- [TASK GOAL] Transcribe the whole listing without a single picture.

- [SUPPLIED RECORDS]
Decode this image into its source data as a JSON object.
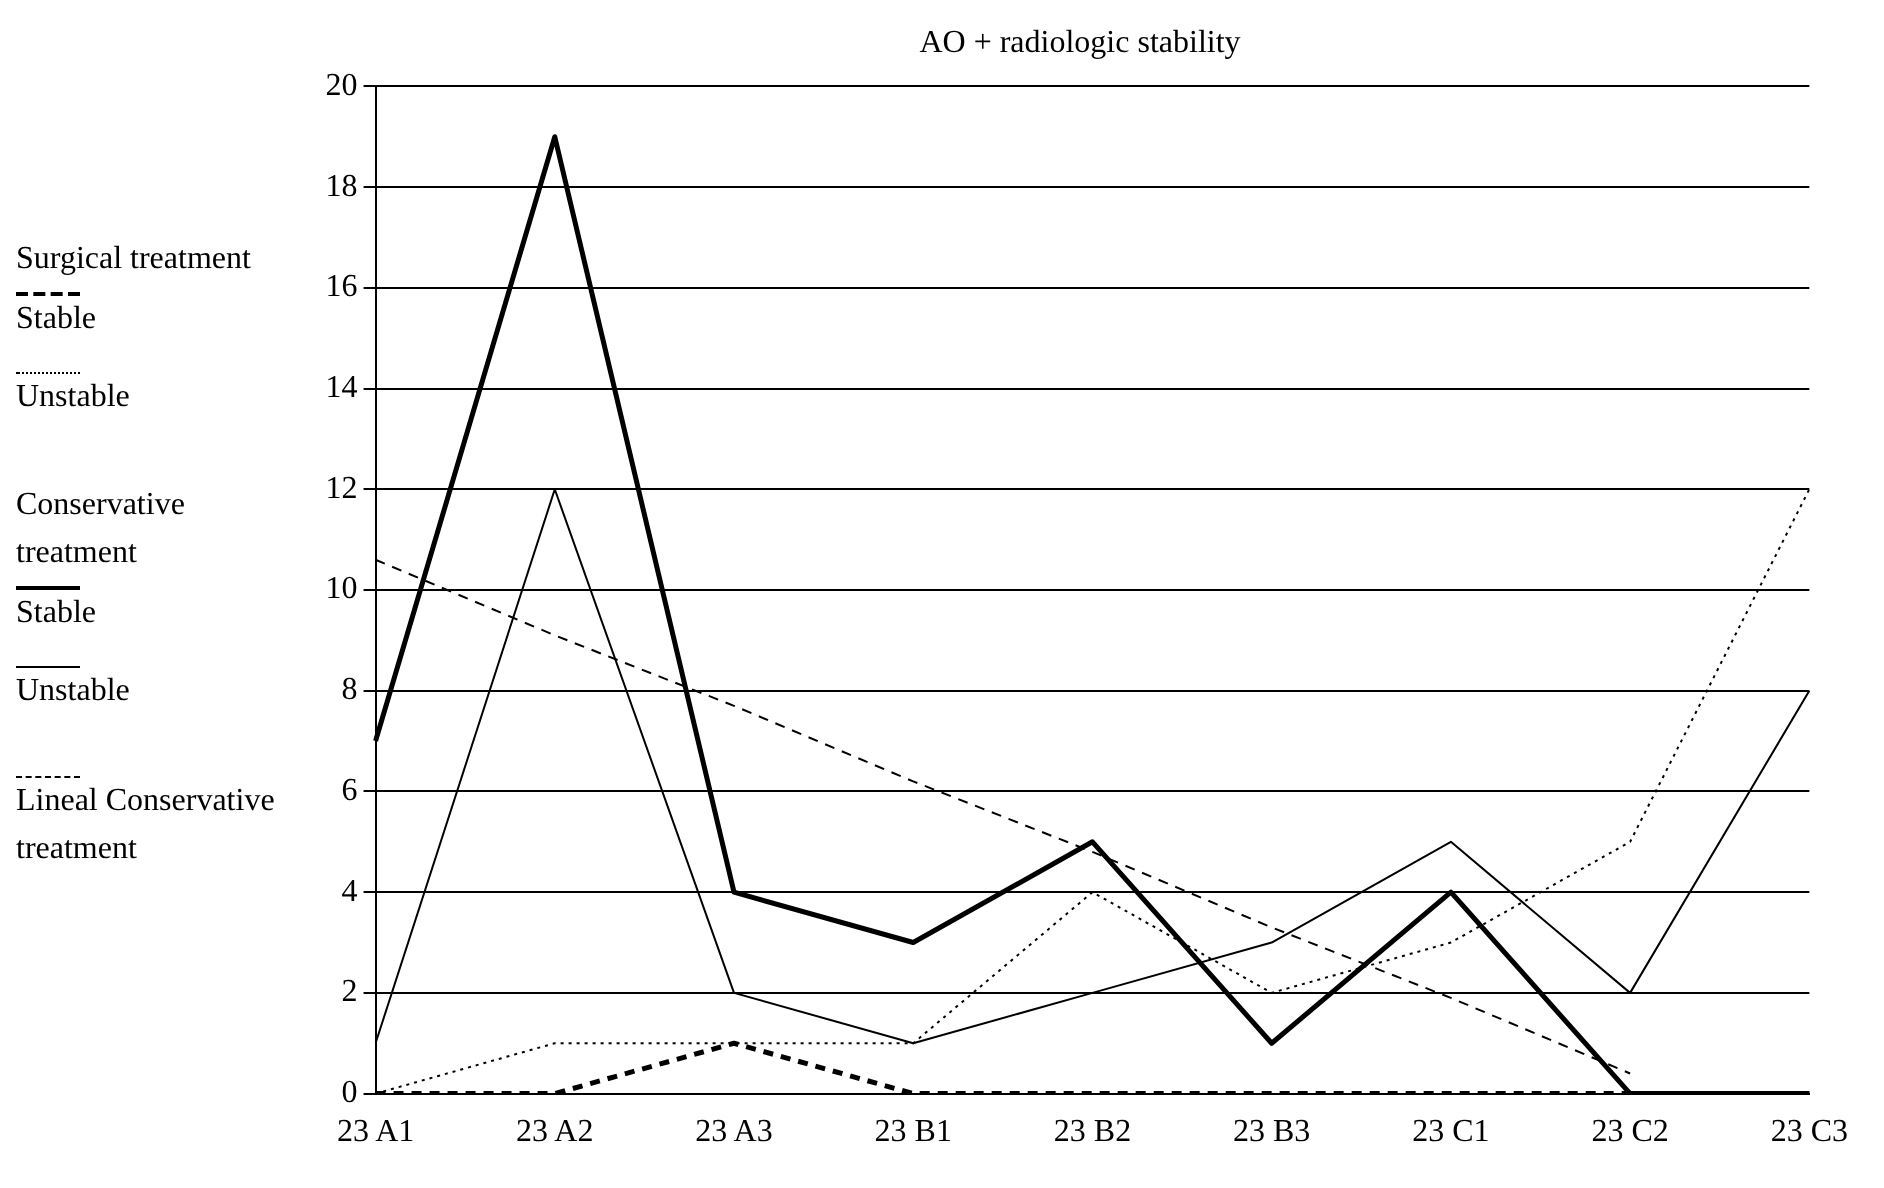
{
  "chart_data": {
    "type": "line",
    "title": "AO + radiologic stability",
    "categories": [
      "23 A1",
      "23 A2",
      "23 A3",
      "23 B1",
      "23 B2",
      "23 B3",
      "23 C1",
      "23 C2",
      "23 C3"
    ],
    "series": [
      {
        "name": "Stable",
        "color": "#000000",
        "line_style": "dashed",
        "values": [
          0,
          0,
          1,
          0,
          0,
          0,
          0,
          0,
          0
        ]
      },
      {
        "name": "Unstable",
        "color": "#000000",
        "line_style": "dotted",
        "values": [
          0,
          1,
          1,
          1,
          4,
          2,
          3,
          5,
          12
        ]
      },
      {
        "name": "Stable",
        "color": "#000000",
        "line_style": "solid",
        "values": [
          7,
          19,
          4,
          3,
          5,
          1,
          4,
          0,
          0
        ]
      },
      {
        "name": "Unstable",
        "color": "#000000",
        "line_style": "solid",
        "values": [
          1,
          12,
          2,
          1,
          2,
          3,
          5,
          2,
          8
        ]
      },
      {
        "name": "Lineal Conservative treatment",
        "color": "#000000",
        "line_style": "dashed",
        "values": [
          10.6,
          9.1,
          7.7,
          6.2,
          4.8,
          3.3,
          1.9,
          0.4,
          null
        ]
      }
    ],
    "annotations": [
      "Surgical treatment",
      "Conservative treatment"
    ],
    "ylim": [
      0,
      20
    ],
    "yticks": [
      0,
      2,
      4,
      6,
      8,
      10,
      12,
      14,
      16,
      18,
      20
    ],
    "grid": "y",
    "legend": "left",
    "marker": "none"
  }
}
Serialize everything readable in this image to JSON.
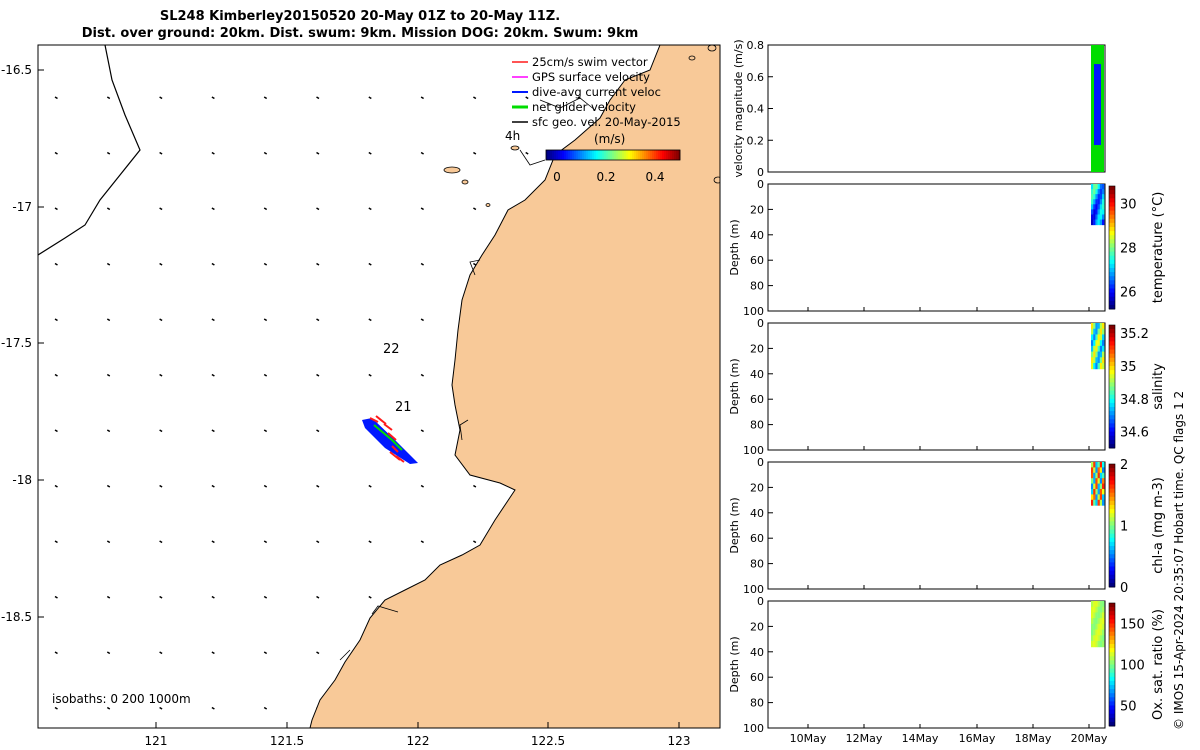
{
  "figure": {
    "title_line1": "SL248 Kimberley20150520 20-May 01Z to 20-May 11Z.",
    "title_line2": "Dist. over ground: 20km. Dist. swum: 9km. Mission DOG: 20km. Swum: 9km",
    "credit": "© IMOS 15-Apr-2024 20:35:07 Hobart time. QC flags 1  2"
  },
  "colors": {
    "land": "#f8c998",
    "glider_track_blue": "#0018ff",
    "swim_vector_red": "#ff1a1a",
    "gps_velocity": "#ff00ff",
    "net_velocity": "#00dd00"
  },
  "chart_data": [
    {
      "type": "map",
      "xlim": [
        120.6,
        123.15
      ],
      "ylim": [
        -18.9,
        -16.4
      ],
      "x_ticks": [
        121,
        121.5,
        122,
        122.5,
        123
      ],
      "x_tick_labels": [
        "121",
        "121.5",
        "122",
        "122.5",
        "123"
      ],
      "y_ticks": [
        -16.5,
        -17,
        -17.5,
        -18,
        -18.5
      ],
      "y_tick_labels": [
        "-16.5",
        "-17",
        "-17.5",
        "-18",
        "-18.5"
      ],
      "legend": {
        "placement": "top-right",
        "entries": [
          {
            "label": "25cm/s swim vector",
            "color": "#ff1a1a"
          },
          {
            "label": "GPS surface velocity",
            "color": "#ff00ff"
          },
          {
            "label": "dive-avg current veloc",
            "color": "#0018ff"
          },
          {
            "label": "net glider velocity",
            "color": "#00dd00"
          },
          {
            "label": "sfc geo. vel. 20-May-2015",
            "color": "#000000"
          }
        ],
        "note": "4h"
      },
      "colorbar": {
        "label": "(m/s)",
        "ticks": [
          0,
          0.2,
          0.4
        ],
        "range": [
          0,
          0.5
        ]
      },
      "track_labels": [
        {
          "text": "22",
          "x": 121.89,
          "y": -17.52
        },
        {
          "text": "21",
          "x": 121.93,
          "y": -17.73
        }
      ],
      "track": [
        {
          "x": 121.78,
          "y": -17.79
        },
        {
          "x": 121.85,
          "y": -17.83
        },
        {
          "x": 121.9,
          "y": -17.88
        },
        {
          "x": 121.95,
          "y": -17.93
        }
      ],
      "isobaths_label": "isobaths: 0   200  1000m"
    },
    {
      "type": "area",
      "ylabel": "velocity magnitude (m/s)",
      "ylim": [
        0,
        0.8
      ],
      "y_ticks": [
        0,
        0.2,
        0.4,
        0.6,
        0.8
      ],
      "y_tick_labels": [
        "0",
        "0.2",
        "0.4",
        "0.6",
        "0.8"
      ],
      "series": [
        {
          "color": "#00dd00",
          "values_max": 0.8
        },
        {
          "color": "#0018ff",
          "values_max": 0.68
        }
      ]
    },
    {
      "type": "heatmap",
      "ylabel": "Depth (m)",
      "colorbar_label": "temperature (°C)",
      "ylim": [
        0,
        100
      ],
      "y_tick_labels": [
        "0",
        "20",
        "40",
        "60",
        "80",
        "100"
      ],
      "colorbar_ticks": [
        "30",
        "28",
        "26"
      ],
      "colorbar_range": [
        25.2,
        30.8
      ],
      "max_depth": 32
    },
    {
      "type": "heatmap",
      "ylabel": "Depth (m)",
      "colorbar_label": "salinity",
      "ylim": [
        0,
        100
      ],
      "y_tick_labels": [
        "0",
        "20",
        "40",
        "60",
        "80",
        "100"
      ],
      "colorbar_ticks": [
        "35.2",
        "35",
        "34.8",
        "34.6"
      ],
      "colorbar_range": [
        34.5,
        35.25
      ],
      "max_depth": 36
    },
    {
      "type": "heatmap",
      "ylabel": "Depth (m)",
      "colorbar_label": "chl-a (mg m-3)",
      "ylim": [
        0,
        100
      ],
      "y_tick_labels": [
        "0",
        "20",
        "40",
        "60",
        "80",
        "100"
      ],
      "colorbar_ticks": [
        "2",
        "1",
        "0"
      ],
      "colorbar_range": [
        0,
        2
      ],
      "max_depth": 34
    },
    {
      "type": "heatmap",
      "ylabel": "Depth (m)",
      "colorbar_label": "Ox. sat. ratio (%)",
      "ylim": [
        0,
        100
      ],
      "y_tick_labels": [
        "0",
        "20",
        "40",
        "60",
        "80",
        "100"
      ],
      "colorbar_ticks": [
        "150",
        "100",
        "50"
      ],
      "colorbar_range": [
        25,
        175
      ],
      "max_depth": 36,
      "x_tick_labels": [
        "10May",
        "12May",
        "14May",
        "16May",
        "18May",
        "20May"
      ]
    }
  ]
}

- [COMPLETED EXERCISE]
Decode this image into its source data as a JSON object.
{
  "chart_data": {
    "type": "line",
    "title": "AO + radiologic stability",
    "categories": [
      "23 A1",
      "23 A2",
      "23 A3",
      "23 B1",
      "23 B2",
      "23 B3",
      "23 C1",
      "23 C2",
      "23 C3"
    ],
    "series": [
      {
        "name": "Stable",
        "color": "#000000",
        "line_style": "dashed",
        "values": [
          0,
          0,
          1,
          0,
          0,
          0,
          0,
          0,
          0
        ]
      },
      {
        "name": "Unstable",
        "color": "#000000",
        "line_style": "dotted",
        "values": [
          0,
          1,
          1,
          1,
          4,
          2,
          3,
          5,
          12
        ]
      },
      {
        "name": "Stable",
        "color": "#000000",
        "line_style": "solid",
        "values": [
          7,
          19,
          4,
          3,
          5,
          1,
          4,
          0,
          0
        ]
      },
      {
        "name": "Unstable",
        "color": "#000000",
        "line_style": "solid",
        "values": [
          1,
          12,
          2,
          1,
          2,
          3,
          5,
          2,
          8
        ]
      },
      {
        "name": "Lineal Conservative treatment",
        "color": "#000000",
        "line_style": "dashed",
        "values": [
          10.6,
          9.1,
          7.7,
          6.2,
          4.8,
          3.3,
          1.9,
          0.4,
          null
        ]
      }
    ],
    "annotations": [
      "Surgical treatment",
      "Conservative treatment"
    ],
    "ylim": [
      0,
      20
    ],
    "yticks": [
      0,
      2,
      4,
      6,
      8,
      10,
      12,
      14,
      16,
      18,
      20
    ],
    "grid": "y",
    "legend": "left",
    "marker": "none"
  }
}
Serialize everything readable in this image to JSON.
{
  "figure": {
    "title_line1": "SL248 Kimberley20150520 20-May 01Z to 20-May 11Z.",
    "title_line2": "Dist. over ground: 20km. Dist. swum: 9km. Mission DOG: 20km. Swum: 9km",
    "credit": "© IMOS 15-Apr-2024 20:35:07 Hobart time. QC flags 1  2"
  },
  "colors": {
    "land": "#f8c998",
    "glider_track_blue": "#0018ff",
    "swim_vector_red": "#ff1a1a",
    "gps_velocity": "#ff00ff",
    "net_velocity": "#00dd00"
  },
  "chart_data": [
    {
      "type": "map",
      "xlim": [
        120.6,
        123.15
      ],
      "ylim": [
        -18.9,
        -16.4
      ],
      "x_ticks": [
        121,
        121.5,
        122,
        122.5,
        123
      ],
      "x_tick_labels": [
        "121",
        "121.5",
        "122",
        "122.5",
        "123"
      ],
      "y_ticks": [
        -16.5,
        -17,
        -17.5,
        -18,
        -18.5
      ],
      "y_tick_labels": [
        "-16.5",
        "-17",
        "-17.5",
        "-18",
        "-18.5"
      ],
      "legend": {
        "placement": "top-right",
        "entries": [
          {
            "label": "25cm/s swim vector",
            "color": "#ff1a1a"
          },
          {
            "label": "GPS surface velocity",
            "color": "#ff00ff"
          },
          {
            "label": "dive-avg current veloc",
            "color": "#0018ff"
          },
          {
            "label": "net glider velocity",
            "color": "#00dd00"
          },
          {
            "label": "sfc geo. vel. 20-May-2015",
            "color": "#000000"
          }
        ],
        "note": "4h"
      },
      "colorbar": {
        "label": "(m/s)",
        "ticks": [
          0,
          0.2,
          0.4
        ],
        "range": [
          0,
          0.5
        ]
      },
      "track_labels": [
        {
          "text": "22",
          "x": 121.89,
          "y": -17.52
        },
        {
          "text": "21",
          "x": 121.93,
          "y": -17.73
        }
      ],
      "track": [
        {
          "x": 121.78,
          "y": -17.79
        },
        {
          "x": 121.85,
          "y": -17.83
        },
        {
          "x": 121.9,
          "y": -17.88
        },
        {
          "x": 121.95,
          "y": -17.93
        }
      ],
      "isobaths_label": "isobaths: 0   200  1000m"
    },
    {
      "type": "area",
      "ylabel": "velocity magnitude (m/s)",
      "ylim": [
        0,
        0.8
      ],
      "y_ticks": [
        0,
        0.2,
        0.4,
        0.6,
        0.8
      ],
      "y_tick_labels": [
        "0",
        "0.2",
        "0.4",
        "0.6",
        "0.8"
      ],
      "series": [
        {
          "color": "#00dd00",
          "values_max": 0.8
        },
        {
          "color": "#0018ff",
          "values_max": 0.68
        }
      ]
    },
    {
      "type": "heatmap",
      "ylabel": "Depth (m)",
      "colorbar_label": "temperature (°C)",
      "ylim": [
        0,
        100
      ],
      "y_tick_labels": [
        "0",
        "20",
        "40",
        "60",
        "80",
        "100"
      ],
      "colorbar_ticks": [
        "30",
        "28",
        "26"
      ],
      "colorbar_range": [
        25.2,
        30.8
      ],
      "max_depth": 32
    },
    {
      "type": "heatmap",
      "ylabel": "Depth (m)",
      "colorbar_label": "salinity",
      "ylim": [
        0,
        100
      ],
      "y_tick_labels": [
        "0",
        "20",
        "40",
        "60",
        "80",
        "100"
      ],
      "colorbar_ticks": [
        "35.2",
        "35",
        "34.8",
        "34.6"
      ],
      "colorbar_range": [
        34.5,
        35.25
      ],
      "max_depth": 36
    },
    {
      "type": "heatmap",
      "ylabel": "Depth (m)",
      "colorbar_label": "chl-a (mg m-3)",
      "ylim": [
        0,
        100
      ],
      "y_tick_labels": [
        "0",
        "20",
        "40",
        "60",
        "80",
        "100"
      ],
      "colorbar_ticks": [
        "2",
        "1",
        "0"
      ],
      "colorbar_range": [
        0,
        2
      ],
      "max_depth": 34
    },
    {
      "type": "heatmap",
      "ylabel": "Depth (m)",
      "colorbar_label": "Ox. sat. ratio (%)",
      "ylim": [
        0,
        100
      ],
      "y_tick_labels": [
        "0",
        "20",
        "40",
        "60",
        "80",
        "100"
      ],
      "colorbar_ticks": [
        "150",
        "100",
        "50"
      ],
      "colorbar_range": [
        25,
        175
      ],
      "max_depth": 36,
      "x_tick_labels": [
        "10May",
        "12May",
        "14May",
        "16May",
        "18May",
        "20May"
      ]
    }
  ]
}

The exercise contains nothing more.